[Data items]
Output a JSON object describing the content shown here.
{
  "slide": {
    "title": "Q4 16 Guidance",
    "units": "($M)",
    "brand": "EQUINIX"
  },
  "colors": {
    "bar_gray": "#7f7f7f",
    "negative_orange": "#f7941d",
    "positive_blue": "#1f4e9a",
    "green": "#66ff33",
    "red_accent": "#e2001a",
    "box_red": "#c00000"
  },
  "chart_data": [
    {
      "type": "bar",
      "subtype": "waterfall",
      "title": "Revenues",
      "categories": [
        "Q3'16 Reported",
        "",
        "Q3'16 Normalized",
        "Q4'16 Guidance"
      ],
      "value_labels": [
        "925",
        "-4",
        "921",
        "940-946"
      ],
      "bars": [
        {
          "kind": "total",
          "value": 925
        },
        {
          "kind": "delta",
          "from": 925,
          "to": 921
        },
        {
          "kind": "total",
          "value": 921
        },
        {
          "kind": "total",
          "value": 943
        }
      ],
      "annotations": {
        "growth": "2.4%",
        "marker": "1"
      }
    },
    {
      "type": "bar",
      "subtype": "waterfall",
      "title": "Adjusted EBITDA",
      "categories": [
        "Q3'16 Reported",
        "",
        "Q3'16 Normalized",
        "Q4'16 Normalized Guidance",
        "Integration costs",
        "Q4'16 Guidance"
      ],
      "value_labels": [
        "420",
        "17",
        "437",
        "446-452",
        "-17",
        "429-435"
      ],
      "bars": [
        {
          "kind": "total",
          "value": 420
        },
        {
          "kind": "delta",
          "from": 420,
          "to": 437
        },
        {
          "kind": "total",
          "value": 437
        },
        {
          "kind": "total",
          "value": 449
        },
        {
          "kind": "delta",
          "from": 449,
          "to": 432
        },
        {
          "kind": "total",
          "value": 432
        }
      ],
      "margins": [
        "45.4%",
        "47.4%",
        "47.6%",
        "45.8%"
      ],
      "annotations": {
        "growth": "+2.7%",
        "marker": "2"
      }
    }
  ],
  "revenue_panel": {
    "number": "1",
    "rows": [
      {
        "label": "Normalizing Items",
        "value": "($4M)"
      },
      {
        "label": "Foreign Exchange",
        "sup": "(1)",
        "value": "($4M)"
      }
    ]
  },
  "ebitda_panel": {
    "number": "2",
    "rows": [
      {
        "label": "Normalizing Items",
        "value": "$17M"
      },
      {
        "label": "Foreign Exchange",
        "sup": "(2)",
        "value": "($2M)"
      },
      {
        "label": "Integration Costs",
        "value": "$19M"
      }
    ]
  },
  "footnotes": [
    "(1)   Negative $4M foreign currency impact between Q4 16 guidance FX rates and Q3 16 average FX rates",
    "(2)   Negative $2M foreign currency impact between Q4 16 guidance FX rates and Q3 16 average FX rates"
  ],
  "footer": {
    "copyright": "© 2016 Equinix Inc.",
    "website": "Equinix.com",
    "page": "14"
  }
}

■ **Your instructions**
Extract, from the listing above, every line where the string "Integration" occurs.

■ **Solved exercise**
        "Integration costs",
        "label": "Integration Costs",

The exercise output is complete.